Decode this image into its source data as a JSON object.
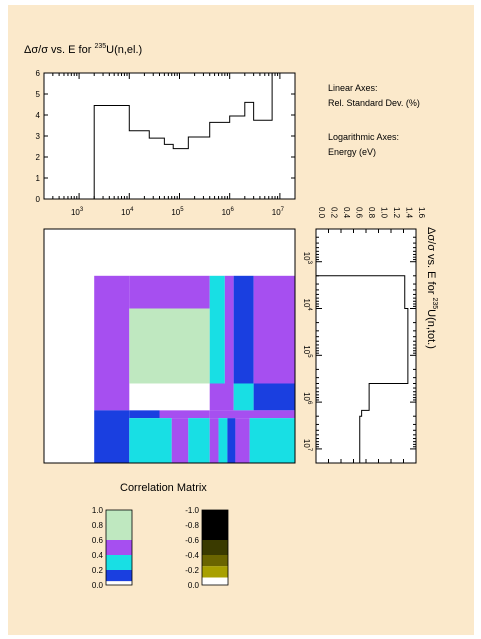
{
  "chart_data": [
    {
      "type": "step",
      "title": "Δσ/σ vs. E for ²³⁵U(n,el.)",
      "title_main": "Δσ/σ vs. E for ",
      "title_sup": "235",
      "title_tail": "U(n,el.)",
      "xscale": "log",
      "xlim": [
        200,
        20000000
      ],
      "ylim": [
        0,
        6
      ],
      "yticks": [
        "0",
        "1",
        "2",
        "3",
        "4",
        "5",
        "6"
      ],
      "xtick_labels": [
        {
          "base": "10",
          "exp": "3",
          "value": 1000
        },
        {
          "base": "10",
          "exp": "4",
          "value": 10000
        },
        {
          "base": "10",
          "exp": "5",
          "value": 100000
        },
        {
          "base": "10",
          "exp": "6",
          "value": 1000000
        },
        {
          "base": "10",
          "exp": "7",
          "value": 10000000
        }
      ],
      "steps": [
        {
          "x0": 2000,
          "x1": 10000,
          "y": 4.45
        },
        {
          "x0": 10000,
          "x1": 25000,
          "y": 3.25
        },
        {
          "x0": 25000,
          "x1": 50000,
          "y": 2.9
        },
        {
          "x0": 50000,
          "x1": 75000,
          "y": 2.6
        },
        {
          "x0": 75000,
          "x1": 150000,
          "y": 2.4
        },
        {
          "x0": 150000,
          "x1": 400000,
          "y": 2.95
        },
        {
          "x0": 400000,
          "x1": 1000000,
          "y": 3.65
        },
        {
          "x0": 1000000,
          "x1": 2000000,
          "y": 3.95
        },
        {
          "x0": 2000000,
          "x1": 3000000,
          "y": 4.6
        },
        {
          "x0": 3000000,
          "x1": 7000000,
          "y": 3.75
        },
        {
          "x0": 7000000,
          "x1": 20000000,
          "y": 6.0
        }
      ]
    },
    {
      "type": "step",
      "orientation": "vertical",
      "title_main": "Δσ/σ vs. E for ",
      "title_sup": "235",
      "title_tail": "U(n,tot.)",
      "xlim": [
        0,
        1.6
      ],
      "xticks": [
        "0.0",
        "0.2",
        "0.4",
        "0.6",
        "0.8",
        "1.0",
        "1.2",
        "1.4",
        "1.6"
      ],
      "yscale": "log",
      "ylim": [
        200,
        20000000
      ],
      "ytick_labels": [
        {
          "base": "10",
          "exp": "3",
          "value": 1000
        },
        {
          "base": "10",
          "exp": "4",
          "value": 10000
        },
        {
          "base": "10",
          "exp": "5",
          "value": 100000
        },
        {
          "base": "10",
          "exp": "6",
          "value": 1000000
        },
        {
          "base": "10",
          "exp": "7",
          "value": 10000000
        }
      ],
      "steps": [
        {
          "e0": 2000,
          "e1": 10000,
          "v": 1.42
        },
        {
          "e0": 10000,
          "e1": 400000,
          "v": 1.47
        },
        {
          "e0": 400000,
          "e1": 1500000,
          "v": 0.85
        },
        {
          "e0": 1500000,
          "e1": 2000000,
          "v": 0.73
        },
        {
          "e0": 2000000,
          "e1": 20000000,
          "v": 0.7
        }
      ]
    },
    {
      "type": "heatmap",
      "title": "Correlation Matrix",
      "scale": "log-energy",
      "elim": [
        200,
        20000000
      ],
      "cells": [
        {
          "x0": 2000,
          "x1": 10000,
          "y0": 2000,
          "y1": 1500000,
          "v": 0.5
        },
        {
          "x0": 10000,
          "x1": 400000,
          "y0": 2000,
          "y1": 10000,
          "v": 0.5
        },
        {
          "x0": 10000,
          "x1": 400000,
          "y0": 10000,
          "y1": 400000,
          "v": 0.8
        },
        {
          "x0": 400000,
          "x1": 800000,
          "y0": 2000,
          "y1": 400000,
          "v": 0.3
        },
        {
          "x0": 800000,
          "x1": 1200000,
          "y0": 2000,
          "y1": 400000,
          "v": 0.5
        },
        {
          "x0": 1200000,
          "x1": 3000000,
          "y0": 2000,
          "y1": 400000,
          "v": 0.1
        },
        {
          "x0": 3000000,
          "x1": 20000000,
          "y0": 2000,
          "y1": 400000,
          "v": 0.5
        },
        {
          "x0": 400000,
          "x1": 1200000,
          "y0": 400000,
          "y1": 1500000,
          "v": 0.5
        },
        {
          "x0": 1200000,
          "x1": 3000000,
          "y0": 400000,
          "y1": 1500000,
          "v": 0.3
        },
        {
          "x0": 3000000,
          "x1": 20000000,
          "y0": 400000,
          "y1": 1500000,
          "v": 0.1
        },
        {
          "x0": 10000,
          "x1": 40000,
          "y0": 1500000,
          "y1": 2200000,
          "v": 0.1
        },
        {
          "x0": 40000,
          "x1": 400000,
          "y0": 1500000,
          "y1": 2200000,
          "v": 0.5
        },
        {
          "x0": 400000,
          "x1": 20000000,
          "y0": 1500000,
          "y1": 2200000,
          "v": 0.5
        },
        {
          "x0": 2000,
          "x1": 10000,
          "y0": 1500000,
          "y1": 20000000,
          "v": 0.1
        },
        {
          "x0": 10000,
          "x1": 70000,
          "y0": 2200000,
          "y1": 20000000,
          "v": 0.3
        },
        {
          "x0": 70000,
          "x1": 150000,
          "y0": 2200000,
          "y1": 20000000,
          "v": 0.5
        },
        {
          "x0": 150000,
          "x1": 400000,
          "y0": 2200000,
          "y1": 20000000,
          "v": 0.3
        },
        {
          "x0": 400000,
          "x1": 600000,
          "y0": 2200000,
          "y1": 20000000,
          "v": 0.5
        },
        {
          "x0": 600000,
          "x1": 900000,
          "y0": 2200000,
          "y1": 20000000,
          "v": 0.3
        },
        {
          "x0": 900000,
          "x1": 1300000,
          "y0": 2200000,
          "y1": 20000000,
          "v": 0.1
        },
        {
          "x0": 1300000,
          "x1": 2500000,
          "y0": 2200000,
          "y1": 20000000,
          "v": 0.5
        },
        {
          "x0": 2500000,
          "x1": 20000000,
          "y0": 2200000,
          "y1": 20000000,
          "v": 0.3
        }
      ]
    }
  ],
  "legend_text": {
    "linear": "Linear Axes:",
    "linear_val": "Rel. Standard Dev. (%)",
    "log": "Logarithmic Axes:",
    "log_val": "Energy (eV)"
  },
  "positive_scale": {
    "labels": [
      "1.0",
      "0.8",
      "0.6",
      "0.4",
      "0.2",
      "0.0"
    ],
    "bands": [
      {
        "min": 0.6,
        "max": 1.0,
        "color": "#bfe8c0"
      },
      {
        "min": 0.4,
        "max": 0.6,
        "color": "#a64ff0"
      },
      {
        "min": 0.2,
        "max": 0.4,
        "color": "#18dfe4"
      },
      {
        "min": 0.05,
        "max": 0.2,
        "color": "#1a3fe0"
      },
      {
        "min": 0.0,
        "max": 0.05,
        "color": "#ffffff"
      }
    ]
  },
  "negative_scale": {
    "labels": [
      "-1.0",
      "-0.8",
      "-0.6",
      "-0.4",
      "-0.2",
      "0.0"
    ],
    "bands": [
      {
        "min": -1.0,
        "max": -0.6,
        "color": "#000000"
      },
      {
        "min": -0.6,
        "max": -0.4,
        "color": "#3a3a00"
      },
      {
        "min": -0.4,
        "max": -0.25,
        "color": "#6a6400"
      },
      {
        "min": -0.25,
        "max": -0.1,
        "color": "#a8a000"
      },
      {
        "min": -0.1,
        "max": 0.0,
        "color": "#ffffff"
      }
    ]
  }
}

- **TASK PROMPT**
Every record above must be given again exactly; drop the pictures.

- **FINISHED ANSWER**
Decode this image into its source data as a JSON object.
{
  "chart_data": [
    {
      "type": "step",
      "title": "Δσ/σ vs. E for ²³⁵U(n,el.)",
      "title_main": "Δσ/σ vs. E for ",
      "title_sup": "235",
      "title_tail": "U(n,el.)",
      "xscale": "log",
      "xlim": [
        200,
        20000000
      ],
      "ylim": [
        0,
        6
      ],
      "yticks": [
        "0",
        "1",
        "2",
        "3",
        "4",
        "5",
        "6"
      ],
      "xtick_labels": [
        {
          "base": "10",
          "exp": "3",
          "value": 1000
        },
        {
          "base": "10",
          "exp": "4",
          "value": 10000
        },
        {
          "base": "10",
          "exp": "5",
          "value": 100000
        },
        {
          "base": "10",
          "exp": "6",
          "value": 1000000
        },
        {
          "base": "10",
          "exp": "7",
          "value": 10000000
        }
      ],
      "steps": [
        {
          "x0": 2000,
          "x1": 10000,
          "y": 4.45
        },
        {
          "x0": 10000,
          "x1": 25000,
          "y": 3.25
        },
        {
          "x0": 25000,
          "x1": 50000,
          "y": 2.9
        },
        {
          "x0": 50000,
          "x1": 75000,
          "y": 2.6
        },
        {
          "x0": 75000,
          "x1": 150000,
          "y": 2.4
        },
        {
          "x0": 150000,
          "x1": 400000,
          "y": 2.95
        },
        {
          "x0": 400000,
          "x1": 1000000,
          "y": 3.65
        },
        {
          "x0": 1000000,
          "x1": 2000000,
          "y": 3.95
        },
        {
          "x0": 2000000,
          "x1": 3000000,
          "y": 4.6
        },
        {
          "x0": 3000000,
          "x1": 7000000,
          "y": 3.75
        },
        {
          "x0": 7000000,
          "x1": 20000000,
          "y": 6.0
        }
      ]
    },
    {
      "type": "step",
      "orientation": "vertical",
      "title_main": "Δσ/σ vs. E for ",
      "title_sup": "235",
      "title_tail": "U(n,tot.)",
      "xlim": [
        0,
        1.6
      ],
      "xticks": [
        "0.0",
        "0.2",
        "0.4",
        "0.6",
        "0.8",
        "1.0",
        "1.2",
        "1.4",
        "1.6"
      ],
      "yscale": "log",
      "ylim": [
        200,
        20000000
      ],
      "ytick_labels": [
        {
          "base": "10",
          "exp": "3",
          "value": 1000
        },
        {
          "base": "10",
          "exp": "4",
          "value": 10000
        },
        {
          "base": "10",
          "exp": "5",
          "value": 100000
        },
        {
          "base": "10",
          "exp": "6",
          "value": 1000000
        },
        {
          "base": "10",
          "exp": "7",
          "value": 10000000
        }
      ],
      "steps": [
        {
          "e0": 2000,
          "e1": 10000,
          "v": 1.42
        },
        {
          "e0": 10000,
          "e1": 400000,
          "v": 1.47
        },
        {
          "e0": 400000,
          "e1": 1500000,
          "v": 0.85
        },
        {
          "e0": 1500000,
          "e1": 2000000,
          "v": 0.73
        },
        {
          "e0": 2000000,
          "e1": 20000000,
          "v": 0.7
        }
      ]
    },
    {
      "type": "heatmap",
      "title": "Correlation Matrix",
      "scale": "log-energy",
      "elim": [
        200,
        20000000
      ],
      "cells": [
        {
          "x0": 2000,
          "x1": 10000,
          "y0": 2000,
          "y1": 1500000,
          "v": 0.5
        },
        {
          "x0": 10000,
          "x1": 400000,
          "y0": 2000,
          "y1": 10000,
          "v": 0.5
        },
        {
          "x0": 10000,
          "x1": 400000,
          "y0": 10000,
          "y1": 400000,
          "v": 0.8
        },
        {
          "x0": 400000,
          "x1": 800000,
          "y0": 2000,
          "y1": 400000,
          "v": 0.3
        },
        {
          "x0": 800000,
          "x1": 1200000,
          "y0": 2000,
          "y1": 400000,
          "v": 0.5
        },
        {
          "x0": 1200000,
          "x1": 3000000,
          "y0": 2000,
          "y1": 400000,
          "v": 0.1
        },
        {
          "x0": 3000000,
          "x1": 20000000,
          "y0": 2000,
          "y1": 400000,
          "v": 0.5
        },
        {
          "x0": 400000,
          "x1": 1200000,
          "y0": 400000,
          "y1": 1500000,
          "v": 0.5
        },
        {
          "x0": 1200000,
          "x1": 3000000,
          "y0": 400000,
          "y1": 1500000,
          "v": 0.3
        },
        {
          "x0": 3000000,
          "x1": 20000000,
          "y0": 400000,
          "y1": 1500000,
          "v": 0.1
        },
        {
          "x0": 10000,
          "x1": 40000,
          "y0": 1500000,
          "y1": 2200000,
          "v": 0.1
        },
        {
          "x0": 40000,
          "x1": 400000,
          "y0": 1500000,
          "y1": 2200000,
          "v": 0.5
        },
        {
          "x0": 400000,
          "x1": 20000000,
          "y0": 1500000,
          "y1": 2200000,
          "v": 0.5
        },
        {
          "x0": 2000,
          "x1": 10000,
          "y0": 1500000,
          "y1": 20000000,
          "v": 0.1
        },
        {
          "x0": 10000,
          "x1": 70000,
          "y0": 2200000,
          "y1": 20000000,
          "v": 0.3
        },
        {
          "x0": 70000,
          "x1": 150000,
          "y0": 2200000,
          "y1": 20000000,
          "v": 0.5
        },
        {
          "x0": 150000,
          "x1": 400000,
          "y0": 2200000,
          "y1": 20000000,
          "v": 0.3
        },
        {
          "x0": 400000,
          "x1": 600000,
          "y0": 2200000,
          "y1": 20000000,
          "v": 0.5
        },
        {
          "x0": 600000,
          "x1": 900000,
          "y0": 2200000,
          "y1": 20000000,
          "v": 0.3
        },
        {
          "x0": 900000,
          "x1": 1300000,
          "y0": 2200000,
          "y1": 20000000,
          "v": 0.1
        },
        {
          "x0": 1300000,
          "x1": 2500000,
          "y0": 2200000,
          "y1": 20000000,
          "v": 0.5
        },
        {
          "x0": 2500000,
          "x1": 20000000,
          "y0": 2200000,
          "y1": 20000000,
          "v": 0.3
        }
      ]
    }
  ],
  "legend_text": {
    "linear": "Linear Axes:",
    "linear_val": "Rel. Standard Dev. (%)",
    "log": "Logarithmic Axes:",
    "log_val": "Energy (eV)"
  },
  "positive_scale": {
    "labels": [
      "1.0",
      "0.8",
      "0.6",
      "0.4",
      "0.2",
      "0.0"
    ],
    "bands": [
      {
        "min": 0.6,
        "max": 1.0,
        "color": "#bfe8c0"
      },
      {
        "min": 0.4,
        "max": 0.6,
        "color": "#a64ff0"
      },
      {
        "min": 0.2,
        "max": 0.4,
        "color": "#18dfe4"
      },
      {
        "min": 0.05,
        "max": 0.2,
        "color": "#1a3fe0"
      },
      {
        "min": 0.0,
        "max": 0.05,
        "color": "#ffffff"
      }
    ]
  },
  "negative_scale": {
    "labels": [
      "-1.0",
      "-0.8",
      "-0.6",
      "-0.4",
      "-0.2",
      "0.0"
    ],
    "bands": [
      {
        "min": -1.0,
        "max": -0.6,
        "color": "#000000"
      },
      {
        "min": -0.6,
        "max": -0.4,
        "color": "#3a3a00"
      },
      {
        "min": -0.4,
        "max": -0.25,
        "color": "#6a6400"
      },
      {
        "min": -0.25,
        "max": -0.1,
        "color": "#a8a000"
      },
      {
        "min": -0.1,
        "max": 0.0,
        "color": "#ffffff"
      }
    ]
  }
}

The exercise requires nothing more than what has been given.